■ WHAT YOU ARE ASKED TO DO
Put each line of the listing below into a Markdown table with two columns, Row and Entry. Number the rows in order and leave out blank lines.

——

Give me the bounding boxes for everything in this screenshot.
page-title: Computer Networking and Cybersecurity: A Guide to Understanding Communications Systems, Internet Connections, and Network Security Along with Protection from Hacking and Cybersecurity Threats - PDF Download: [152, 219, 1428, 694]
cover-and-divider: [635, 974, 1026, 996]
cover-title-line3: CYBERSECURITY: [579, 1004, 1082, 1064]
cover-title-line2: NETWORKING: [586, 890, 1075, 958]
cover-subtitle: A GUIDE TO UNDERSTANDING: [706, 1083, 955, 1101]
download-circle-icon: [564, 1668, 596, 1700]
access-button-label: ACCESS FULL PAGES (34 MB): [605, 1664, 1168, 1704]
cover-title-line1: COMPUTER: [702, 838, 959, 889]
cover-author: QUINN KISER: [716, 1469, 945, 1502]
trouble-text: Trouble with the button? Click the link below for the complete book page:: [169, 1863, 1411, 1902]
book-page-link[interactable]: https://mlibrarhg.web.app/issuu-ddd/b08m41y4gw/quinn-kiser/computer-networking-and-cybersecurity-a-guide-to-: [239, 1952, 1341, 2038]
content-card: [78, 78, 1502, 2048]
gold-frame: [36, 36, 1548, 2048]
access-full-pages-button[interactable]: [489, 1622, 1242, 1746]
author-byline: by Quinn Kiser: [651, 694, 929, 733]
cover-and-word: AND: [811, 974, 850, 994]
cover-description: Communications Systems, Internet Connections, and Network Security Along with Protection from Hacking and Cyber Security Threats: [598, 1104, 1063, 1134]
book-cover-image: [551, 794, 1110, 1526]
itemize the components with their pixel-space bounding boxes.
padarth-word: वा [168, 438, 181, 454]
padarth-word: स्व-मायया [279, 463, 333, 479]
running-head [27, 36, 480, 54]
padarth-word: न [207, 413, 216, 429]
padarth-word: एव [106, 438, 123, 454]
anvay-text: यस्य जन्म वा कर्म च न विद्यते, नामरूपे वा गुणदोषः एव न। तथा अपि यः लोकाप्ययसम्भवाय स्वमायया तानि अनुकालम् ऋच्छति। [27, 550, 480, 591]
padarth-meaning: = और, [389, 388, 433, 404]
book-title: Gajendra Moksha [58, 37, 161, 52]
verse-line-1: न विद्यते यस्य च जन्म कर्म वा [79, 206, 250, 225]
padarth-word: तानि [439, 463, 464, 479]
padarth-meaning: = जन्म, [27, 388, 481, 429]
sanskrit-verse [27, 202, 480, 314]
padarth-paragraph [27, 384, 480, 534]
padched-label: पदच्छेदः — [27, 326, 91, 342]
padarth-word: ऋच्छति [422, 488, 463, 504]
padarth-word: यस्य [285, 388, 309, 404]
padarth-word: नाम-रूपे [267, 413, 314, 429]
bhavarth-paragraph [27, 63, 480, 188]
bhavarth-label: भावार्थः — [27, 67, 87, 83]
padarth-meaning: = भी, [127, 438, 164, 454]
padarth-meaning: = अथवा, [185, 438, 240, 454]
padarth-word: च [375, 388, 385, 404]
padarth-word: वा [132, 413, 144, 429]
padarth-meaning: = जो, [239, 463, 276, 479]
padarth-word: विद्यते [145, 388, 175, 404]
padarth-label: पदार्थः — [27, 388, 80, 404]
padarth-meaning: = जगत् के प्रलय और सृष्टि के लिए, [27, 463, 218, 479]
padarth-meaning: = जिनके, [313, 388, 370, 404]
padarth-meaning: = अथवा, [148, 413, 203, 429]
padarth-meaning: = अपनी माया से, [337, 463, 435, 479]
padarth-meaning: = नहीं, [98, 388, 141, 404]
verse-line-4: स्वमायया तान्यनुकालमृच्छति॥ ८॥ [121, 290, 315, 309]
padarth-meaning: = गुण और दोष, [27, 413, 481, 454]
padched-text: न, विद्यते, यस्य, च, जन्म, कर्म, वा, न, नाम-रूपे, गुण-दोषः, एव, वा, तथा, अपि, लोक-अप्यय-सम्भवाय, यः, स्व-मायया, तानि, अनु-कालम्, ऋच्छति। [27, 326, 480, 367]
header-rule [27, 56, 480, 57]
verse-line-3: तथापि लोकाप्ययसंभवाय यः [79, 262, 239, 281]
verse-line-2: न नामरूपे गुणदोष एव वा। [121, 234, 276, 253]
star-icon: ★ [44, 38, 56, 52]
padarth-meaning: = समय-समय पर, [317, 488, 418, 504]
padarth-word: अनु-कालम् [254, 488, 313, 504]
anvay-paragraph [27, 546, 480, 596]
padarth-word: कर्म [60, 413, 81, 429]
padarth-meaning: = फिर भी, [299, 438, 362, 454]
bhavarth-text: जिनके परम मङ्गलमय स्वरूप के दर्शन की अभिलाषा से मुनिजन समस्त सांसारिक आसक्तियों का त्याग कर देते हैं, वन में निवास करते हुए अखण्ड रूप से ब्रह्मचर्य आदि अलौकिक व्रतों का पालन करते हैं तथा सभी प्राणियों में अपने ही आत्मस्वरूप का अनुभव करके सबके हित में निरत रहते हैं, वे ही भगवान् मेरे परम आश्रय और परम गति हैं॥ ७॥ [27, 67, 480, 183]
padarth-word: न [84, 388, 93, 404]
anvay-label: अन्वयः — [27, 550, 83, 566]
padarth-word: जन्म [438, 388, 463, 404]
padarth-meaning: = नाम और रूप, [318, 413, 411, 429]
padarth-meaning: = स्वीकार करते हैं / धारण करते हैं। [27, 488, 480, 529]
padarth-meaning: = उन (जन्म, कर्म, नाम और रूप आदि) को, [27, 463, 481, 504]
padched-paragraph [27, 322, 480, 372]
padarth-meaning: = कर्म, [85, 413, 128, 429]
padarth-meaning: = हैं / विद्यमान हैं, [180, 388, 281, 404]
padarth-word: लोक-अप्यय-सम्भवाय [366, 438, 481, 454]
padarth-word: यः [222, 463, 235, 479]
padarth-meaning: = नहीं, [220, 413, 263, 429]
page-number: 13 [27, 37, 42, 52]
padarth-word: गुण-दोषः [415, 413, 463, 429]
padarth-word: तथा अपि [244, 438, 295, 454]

——

■ COMPLETE RESPONSE
| Row | Entry |
|---|---|
| 1 | Give me the bounding boxes for everything in this screenshot. |
| 2 | page-title: Computer Networking and Cybersecurity: A Guide to Understanding Communications Systems, Internet Connections, and Network Security Along with Protection from Hacking and Cybersecurity Threats - PDF Download: [152, 219, 1428, 694] |
| 3 | cover-and-divider: [635, 974, 1026, 996] |
| 4 | cover-title-line3: CYBERSECURITY: [579, 1004, 1082, 1064] |
| 5 | cover-title-line2: NETWORKING: [586, 890, 1075, 958] |
| 6 | cover-subtitle: A GUIDE TO UNDERSTANDING: [706, 1083, 955, 1101] |
| 7 | download-circle-icon: [564, 1668, 596, 1700] |
| 8 | access-button-label: ACCESS FULL PAGES (34 MB): [605, 1664, 1168, 1704] |
| 9 | cover-title-line1: COMPUTER: [702, 838, 959, 889] |
| 10 | cover-author: QUINN KISER: [716, 1469, 945, 1502] |
| 11 | trouble-text: Trouble with the button? Click the link below for the complete book page:: [169, 1863, 1411, 1902] |
| 12 | book-page-link[interactable]: https://mlibrarhg.web.app/issuu-ddd/b08m41y4gw/quinn-kiser/computer-networking-and-cybersecurity-a-guide-to-: [239, 1952, 1341, 2038] |
| 13 | content-card: [78, 78, 1502, 2048] |
| 14 | gold-frame: [36, 36, 1548, 2048] |
| 15 | access-full-pages-button[interactable]: [489, 1622, 1242, 1746] |
| 16 | author-byline: by Quinn Kiser: [651, 694, 929, 733] |
| 17 | cover-and-word: AND: [811, 974, 850, 994] |
| 18 | cover-description: Communications Systems, Internet Connections, and Network Security Along with Protection from Hacking and Cyber Security Threats: [598, 1104, 1063, 1134] |
| 19 | book-cover-image: [551, 794, 1110, 1526] |
| 20 | itemize the components with their pixel-space bounding boxes. |
| 21 | padarth-word: वा [168, 438, 181, 454] |
| 22 | padarth-word: स्व-मायया [279, 463, 333, 479] |
| 23 | running-head [27, 36, 480, 54] |
| 24 | padarth-word: न [207, 413, 216, 429] |
| 25 | padarth-word: एव [106, 438, 123, 454] |
| 26 | anvay-text: यस्य जन्म वा कर्म च न विद्यते, नामरूपे वा गुणदोषः एव न। तथा अपि यः लोकाप्ययसम्भवाय स्वमायया तानि अनुकालम् ऋच्छति। [27, 550, 480, 591] |
| 27 | padarth-meaning: = और, [389, 388, 433, 404] |
| 28 | book-title: Gajendra Moksha [58, 37, 161, 52] |
| 29 | verse-line-1: न विद्यते यस्य च जन्म कर्म वा [79, 206, 250, 225] |
| 30 | padarth-word: तानि [439, 463, 464, 479] |
| 31 | padarth-meaning: = जन्म, [27, 388, 481, 429] |
| 32 | sanskrit-verse [27, 202, 480, 314] |
| 33 | padarth-paragraph [27, 384, 480, 534] |
| 34 | padched-label: पदच्छेदः — [27, 326, 91, 342] |
| 35 | padarth-word: ऋच्छति [422, 488, 463, 504] |
| 36 | padarth-word: यस्य [285, 388, 309, 404] |
| 37 | padarth-word: नाम-रूपे [267, 413, 314, 429] |
| 38 | bhavarth-paragraph [27, 63, 480, 188] |
| 39 | bhavarth-label: भावार्थः — [27, 67, 87, 83] |
| 40 | padarth-meaning: = भी, [127, 438, 164, 454] |
| 41 | padarth-meaning: = अथवा, [185, 438, 240, 454] |
| 42 | padarth-word: च [375, 388, 385, 404] |
| 43 | padarth-word: वा [132, 413, 144, 429] |
| 44 | padarth-meaning: = जो, [239, 463, 276, 479] |
| 45 | padarth-word: विद्यते [145, 388, 175, 404] |
| 46 | padarth-label: पदार्थः — [27, 388, 80, 404] |
| 47 | padarth-meaning: = जगत् के प्रलय और सृष्टि के लिए, [27, 463, 218, 479] |
| 48 | padarth-meaning: = जिनके, [313, 388, 370, 404] |
| 49 | padarth-meaning: = अथवा, [148, 413, 203, 429] |
| 50 | padarth-meaning: = अपनी माया से, [337, 463, 435, 479] |
| 51 | padarth-meaning: = नहीं, [98, 388, 141, 404] |
| 52 | verse-line-4: स्वमायया तान्यनुकालमृच्छति॥ ८॥ [121, 290, 315, 309] |
| 53 | padarth-meaning: = गुण और दोष, [27, 413, 481, 454] |
| 54 | padched-text: न, विद्यते, यस्य, च, जन्म, कर्म, वा, न, नाम-रूपे, गुण-दोषः, एव, वा, तथा, अपि, लोक-अप्यय-सम्भवाय, यः, स्व-मायया, तानि, अनु-कालम्, ऋच्छति। [27, 326, 480, 367] |
| 55 | header-rule [27, 56, 480, 57] |
| 56 | verse-line-3: तथापि लोकाप्ययसंभवाय यः [79, 262, 239, 281] |
| 57 | verse-line-2: न नामरूपे गुणदोष एव वा। [121, 234, 276, 253] |
| 58 | star-icon: ★ [44, 38, 56, 52] |
| 59 | padarth-meaning: = समय-समय पर, [317, 488, 418, 504] |
| 60 | padarth-word: अनु-कालम् [254, 488, 313, 504] |
| 61 | anvay-paragraph [27, 546, 480, 596] |
| 62 | padarth-word: कर्म [60, 413, 81, 429] |
| 63 | padarth-meaning: = फिर भी, [299, 438, 362, 454] |
| 64 | bhavarth-text: जिनके परम मङ्गलमय स्वरूप के दर्शन की अभिलाषा से मुनिजन समस्त सांसारिक आसक्तियों का त्याग कर देते हैं, वन में निवास करते हुए अखण्ड रूप से ब्रह्मचर्य आदि अलौकिक व्रतों का पालन करते हैं तथा सभी प्राणियों में अपने ही आत्मस्वरूप का अनुभव करके सबके हित में निरत रहते हैं, वे ही भगवान् मेरे परम आश्रय और परम गति हैं॥ ७॥ [27, 67, 480, 183] |
| 65 | padarth-word: न [84, 388, 93, 404] |
| 66 | anvay-label: अन्वयः — [27, 550, 83, 566] |
| 67 | padarth-word: जन्म [438, 388, 463, 404] |
| 68 | padarth-meaning: = नाम और रूप, [318, 413, 411, 429] |
| 69 | padarth-meaning: = स्वीकार करते हैं / धारण करते हैं। [27, 488, 480, 529] |
| 70 | padarth-meaning: = उन (जन्म, कर्म, नाम और रूप आदि) को, [27, 463, 481, 504] |
| 71 | padched-paragraph [27, 322, 480, 372] |
| 72 | padarth-meaning: = कर्म, [85, 413, 128, 429] |
| 73 | padarth-meaning: = हैं / विद्यमान हैं, [180, 388, 281, 404] |
| 74 | padarth-word: लोक-अप्यय-सम्भवाय [366, 438, 481, 454] |
| 75 | padarth-word: यः [222, 463, 235, 479] |
| 76 | padarth-meaning: = नहीं, [220, 413, 263, 429] |
| 77 | page-number: 13 [27, 37, 42, 52] |
| 78 | padarth-word: गुण-दोषः [415, 413, 463, 429] |
| 79 | padarth-word: तथा अपि [244, 438, 295, 454] |